## begin

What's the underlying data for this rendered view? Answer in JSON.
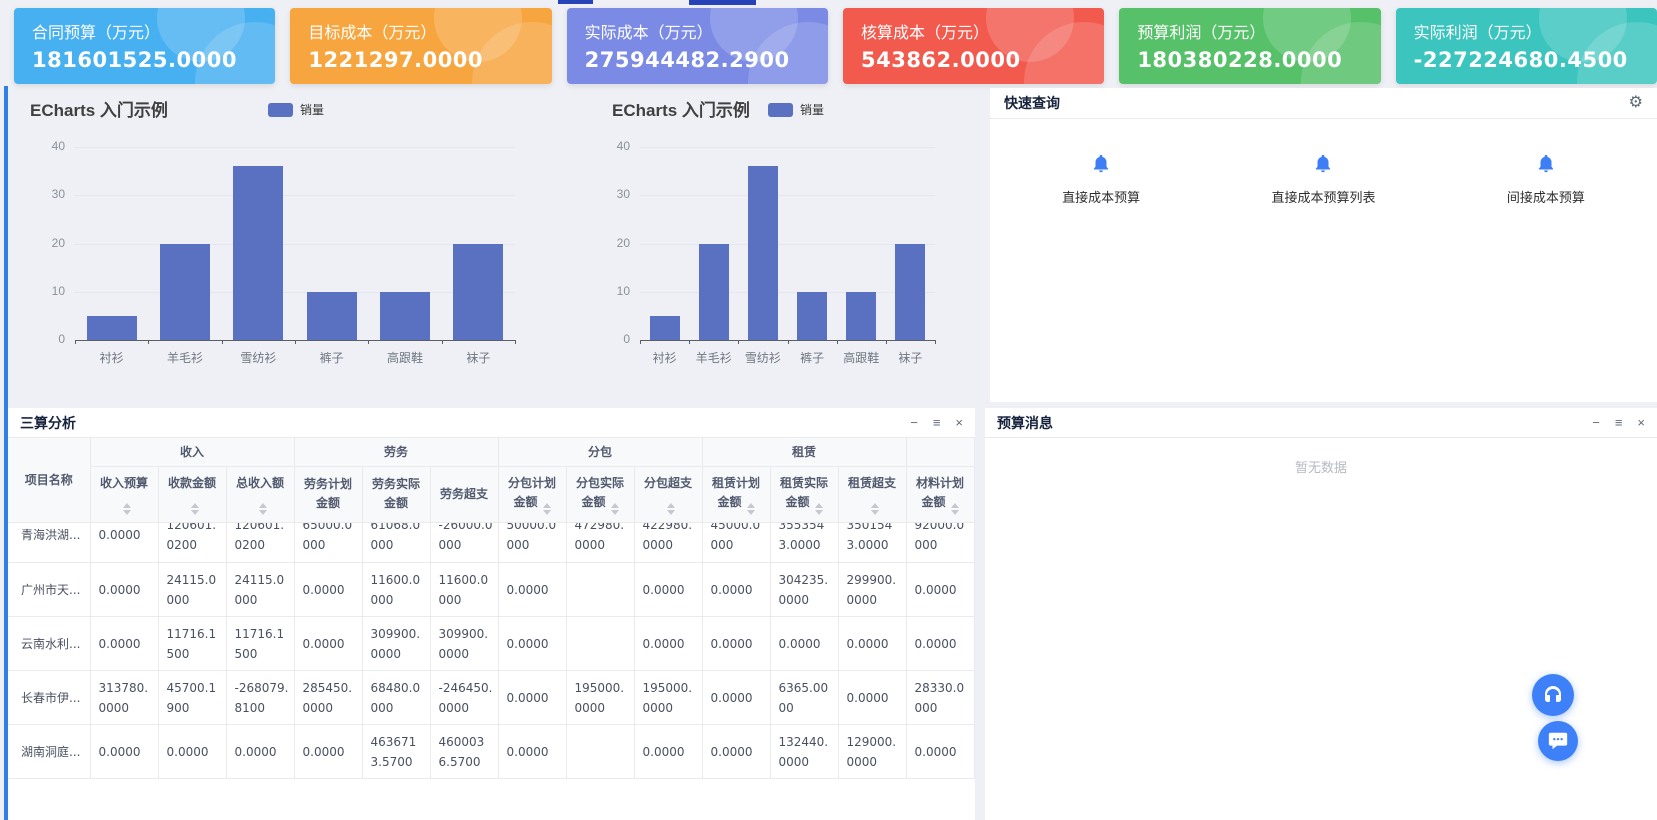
{
  "page": {
    "background": "#eef0f5",
    "left_edge_accent": "#2f80e4"
  },
  "stat_cards": [
    {
      "label": "合同预算（万元）",
      "value": "181601525.0000",
      "color": "#47b0f1"
    },
    {
      "label": "目标成本（万元）",
      "value": "1221297.0000",
      "color": "#f7a53f"
    },
    {
      "label": "实际成本（万元）",
      "value": "275944482.2900",
      "color": "#7b8be5"
    },
    {
      "label": "核算成本（万元）",
      "value": "543862.0000",
      "color": "#f25a4d"
    },
    {
      "label": "预算利润（万元）",
      "value": "180380228.0000",
      "color": "#56c169"
    },
    {
      "label": "实际利润（万元）",
      "value": "-227224680.4500",
      "color": "#3cc5be"
    }
  ],
  "chart_data": [
    {
      "type": "bar",
      "title": "ECharts 入门示例",
      "categories": [
        "衬衫",
        "羊毛衫",
        "雪纺衫",
        "裤子",
        "高跟鞋",
        "袜子"
      ],
      "series": [
        {
          "name": "销量",
          "values": [
            5,
            20,
            36,
            10,
            10,
            20
          ],
          "color": "#5a70c1"
        }
      ],
      "xlabel": "",
      "ylabel": "",
      "ylim": [
        0,
        40
      ],
      "yticks": [
        0,
        10,
        20,
        30,
        40
      ],
      "grid": true,
      "legend_position": "top"
    },
    {
      "type": "bar",
      "title": "ECharts 入门示例",
      "categories": [
        "衬衫",
        "羊毛衫",
        "雪纺衫",
        "裤子",
        "高跟鞋",
        "袜子"
      ],
      "series": [
        {
          "name": "销量",
          "values": [
            5,
            20,
            36,
            10,
            10,
            20
          ],
          "color": "#5a70c1"
        }
      ],
      "xlabel": "",
      "ylabel": "",
      "ylim": [
        0,
        40
      ],
      "yticks": [
        0,
        10,
        20,
        30,
        40
      ],
      "grid": true,
      "legend_position": "top"
    }
  ],
  "quick_query": {
    "title": "快速查询",
    "gear_icon": "⚙",
    "icon_color": "#3d7ef7",
    "items": [
      {
        "icon": "bell-icon",
        "label": "直接成本预算"
      },
      {
        "icon": "bell-icon",
        "label": "直接成本预算列表"
      },
      {
        "icon": "bell-icon",
        "label": "间接成本预算"
      }
    ]
  },
  "window_controls": {
    "minimize": "−",
    "list": "≡",
    "close": "×"
  },
  "analysis_panel": {
    "title": "三算分析",
    "table": {
      "groups": [
        {
          "label": "收入",
          "span": 3
        },
        {
          "label": "劳务",
          "span": 3
        },
        {
          "label": "分包",
          "span": 3
        },
        {
          "label": "租赁",
          "span": 3
        },
        {
          "label": "",
          "span": 1
        }
      ],
      "columns": [
        {
          "lines": [
            "项目名称"
          ],
          "sort": "none"
        },
        {
          "lines": [
            "收入预算"
          ],
          "sort": "below"
        },
        {
          "lines": [
            "收款金额"
          ],
          "sort": "below"
        },
        {
          "lines": [
            "总收入额"
          ],
          "sort": "below"
        },
        {
          "lines": [
            "劳务计划",
            "金额"
          ],
          "sort": "none"
        },
        {
          "lines": [
            "劳务实际",
            "金额"
          ],
          "sort": "none"
        },
        {
          "lines": [
            "劳务超支"
          ],
          "sort": "none"
        },
        {
          "lines": [
            "分包计划",
            "金额"
          ],
          "sort": "inline"
        },
        {
          "lines": [
            "分包实际",
            "金额"
          ],
          "sort": "inline"
        },
        {
          "lines": [
            "分包超支"
          ],
          "sort": "below"
        },
        {
          "lines": [
            "租赁计划",
            "金额"
          ],
          "sort": "inline"
        },
        {
          "lines": [
            "租赁实际",
            "金额"
          ],
          "sort": "inline"
        },
        {
          "lines": [
            "租赁超支"
          ],
          "sort": "below"
        },
        {
          "lines": [
            "材料计划",
            "金额"
          ],
          "sort": "inline"
        }
      ],
      "rows": [
        {
          "name": "青海洪湖...",
          "values": [
            "0.0000",
            "120601.0200",
            "120601.0200",
            "65000.0000",
            "61068.0000",
            "-26000.0000",
            "50000.0000",
            "472980.0000",
            "422980.0000",
            "45000.0000",
            "3553543.0000",
            "3501543.0000",
            "92000.0000"
          ]
        },
        {
          "name": "广州市天...",
          "values": [
            "0.0000",
            "24115.0000",
            "24115.0000",
            "0.0000",
            "11600.0000",
            "11600.0000",
            "0.0000",
            "",
            "0.0000",
            "0.0000",
            "304235.0000",
            "299900.0000",
            "0.0000"
          ]
        },
        {
          "name": "云南水利...",
          "values": [
            "0.0000",
            "11716.1500",
            "11716.1500",
            "0.0000",
            "309900.0000",
            "309900.0000",
            "0.0000",
            "",
            "0.0000",
            "0.0000",
            "0.0000",
            "0.0000",
            "0.0000"
          ]
        },
        {
          "name": "长春市伊...",
          "values": [
            "313780.0000",
            "45700.1900",
            "-268079.8100",
            "285450.0000",
            "68480.0000",
            "-246450.0000",
            "0.0000",
            "195000.0000",
            "195000.0000",
            "0.0000",
            "6365.0000",
            "0.0000",
            "28330.0000"
          ]
        },
        {
          "name": "湖南洞庭...",
          "values": [
            "0.0000",
            "0.0000",
            "0.0000",
            "0.0000",
            "4636713.5700",
            "4600036.5700",
            "0.0000",
            "",
            "0.0000",
            "0.0000",
            "132440.0000",
            "129000.0000",
            "0.0000"
          ]
        }
      ]
    }
  },
  "messages_panel": {
    "title": "预算消息",
    "empty_text": "暂无数据"
  },
  "float_buttons": [
    {
      "icon": "headset-icon",
      "color": "#3d80f7"
    },
    {
      "icon": "chat-icon",
      "color": "#3d80f7"
    }
  ]
}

## end

▸ **WHAT NEEDS TO BE DONE**
Pictures are excluded; output everything else in the data verbatim.

▸ **RESPONSE BELOW**
What's the underlying data for this rendered view? Answer in JSON.
{
  "page": {
    "background": "#eef0f5",
    "left_edge_accent": "#2f80e4"
  },
  "stat_cards": [
    {
      "label": "合同预算（万元）",
      "value": "181601525.0000",
      "color": "#47b0f1"
    },
    {
      "label": "目标成本（万元）",
      "value": "1221297.0000",
      "color": "#f7a53f"
    },
    {
      "label": "实际成本（万元）",
      "value": "275944482.2900",
      "color": "#7b8be5"
    },
    {
      "label": "核算成本（万元）",
      "value": "543862.0000",
      "color": "#f25a4d"
    },
    {
      "label": "预算利润（万元）",
      "value": "180380228.0000",
      "color": "#56c169"
    },
    {
      "label": "实际利润（万元）",
      "value": "-227224680.4500",
      "color": "#3cc5be"
    }
  ],
  "chart_data": [
    {
      "type": "bar",
      "title": "ECharts 入门示例",
      "categories": [
        "衬衫",
        "羊毛衫",
        "雪纺衫",
        "裤子",
        "高跟鞋",
        "袜子"
      ],
      "series": [
        {
          "name": "销量",
          "values": [
            5,
            20,
            36,
            10,
            10,
            20
          ],
          "color": "#5a70c1"
        }
      ],
      "xlabel": "",
      "ylabel": "",
      "ylim": [
        0,
        40
      ],
      "yticks": [
        0,
        10,
        20,
        30,
        40
      ],
      "grid": true,
      "legend_position": "top"
    },
    {
      "type": "bar",
      "title": "ECharts 入门示例",
      "categories": [
        "衬衫",
        "羊毛衫",
        "雪纺衫",
        "裤子",
        "高跟鞋",
        "袜子"
      ],
      "series": [
        {
          "name": "销量",
          "values": [
            5,
            20,
            36,
            10,
            10,
            20
          ],
          "color": "#5a70c1"
        }
      ],
      "xlabel": "",
      "ylabel": "",
      "ylim": [
        0,
        40
      ],
      "yticks": [
        0,
        10,
        20,
        30,
        40
      ],
      "grid": true,
      "legend_position": "top"
    }
  ],
  "quick_query": {
    "title": "快速查询",
    "gear_icon": "⚙",
    "icon_color": "#3d7ef7",
    "items": [
      {
        "icon": "bell-icon",
        "label": "直接成本预算"
      },
      {
        "icon": "bell-icon",
        "label": "直接成本预算列表"
      },
      {
        "icon": "bell-icon",
        "label": "间接成本预算"
      }
    ]
  },
  "window_controls": {
    "minimize": "−",
    "list": "≡",
    "close": "×"
  },
  "analysis_panel": {
    "title": "三算分析",
    "table": {
      "groups": [
        {
          "label": "收入",
          "span": 3
        },
        {
          "label": "劳务",
          "span": 3
        },
        {
          "label": "分包",
          "span": 3
        },
        {
          "label": "租赁",
          "span": 3
        },
        {
          "label": "",
          "span": 1
        }
      ],
      "columns": [
        {
          "lines": [
            "项目名称"
          ],
          "sort": "none"
        },
        {
          "lines": [
            "收入预算"
          ],
          "sort": "below"
        },
        {
          "lines": [
            "收款金额"
          ],
          "sort": "below"
        },
        {
          "lines": [
            "总收入额"
          ],
          "sort": "below"
        },
        {
          "lines": [
            "劳务计划",
            "金额"
          ],
          "sort": "none"
        },
        {
          "lines": [
            "劳务实际",
            "金额"
          ],
          "sort": "none"
        },
        {
          "lines": [
            "劳务超支"
          ],
          "sort": "none"
        },
        {
          "lines": [
            "分包计划",
            "金额"
          ],
          "sort": "inline"
        },
        {
          "lines": [
            "分包实际",
            "金额"
          ],
          "sort": "inline"
        },
        {
          "lines": [
            "分包超支"
          ],
          "sort": "below"
        },
        {
          "lines": [
            "租赁计划",
            "金额"
          ],
          "sort": "inline"
        },
        {
          "lines": [
            "租赁实际",
            "金额"
          ],
          "sort": "inline"
        },
        {
          "lines": [
            "租赁超支"
          ],
          "sort": "below"
        },
        {
          "lines": [
            "材料计划",
            "金额"
          ],
          "sort": "inline"
        }
      ],
      "rows": [
        {
          "name": "青海洪湖...",
          "values": [
            "0.0000",
            "120601.0200",
            "120601.0200",
            "65000.0000",
            "61068.0000",
            "-26000.0000",
            "50000.0000",
            "472980.0000",
            "422980.0000",
            "45000.0000",
            "3553543.0000",
            "3501543.0000",
            "92000.0000"
          ]
        },
        {
          "name": "广州市天...",
          "values": [
            "0.0000",
            "24115.0000",
            "24115.0000",
            "0.0000",
            "11600.0000",
            "11600.0000",
            "0.0000",
            "",
            "0.0000",
            "0.0000",
            "304235.0000",
            "299900.0000",
            "0.0000"
          ]
        },
        {
          "name": "云南水利...",
          "values": [
            "0.0000",
            "11716.1500",
            "11716.1500",
            "0.0000",
            "309900.0000",
            "309900.0000",
            "0.0000",
            "",
            "0.0000",
            "0.0000",
            "0.0000",
            "0.0000",
            "0.0000"
          ]
        },
        {
          "name": "长春市伊...",
          "values": [
            "313780.0000",
            "45700.1900",
            "-268079.8100",
            "285450.0000",
            "68480.0000",
            "-246450.0000",
            "0.0000",
            "195000.0000",
            "195000.0000",
            "0.0000",
            "6365.0000",
            "0.0000",
            "28330.0000"
          ]
        },
        {
          "name": "湖南洞庭...",
          "values": [
            "0.0000",
            "0.0000",
            "0.0000",
            "0.0000",
            "4636713.5700",
            "4600036.5700",
            "0.0000",
            "",
            "0.0000",
            "0.0000",
            "132440.0000",
            "129000.0000",
            "0.0000"
          ]
        }
      ]
    }
  },
  "messages_panel": {
    "title": "预算消息",
    "empty_text": "暂无数据"
  },
  "float_buttons": [
    {
      "icon": "headset-icon",
      "color": "#3d80f7"
    },
    {
      "icon": "chat-icon",
      "color": "#3d80f7"
    }
  ]
}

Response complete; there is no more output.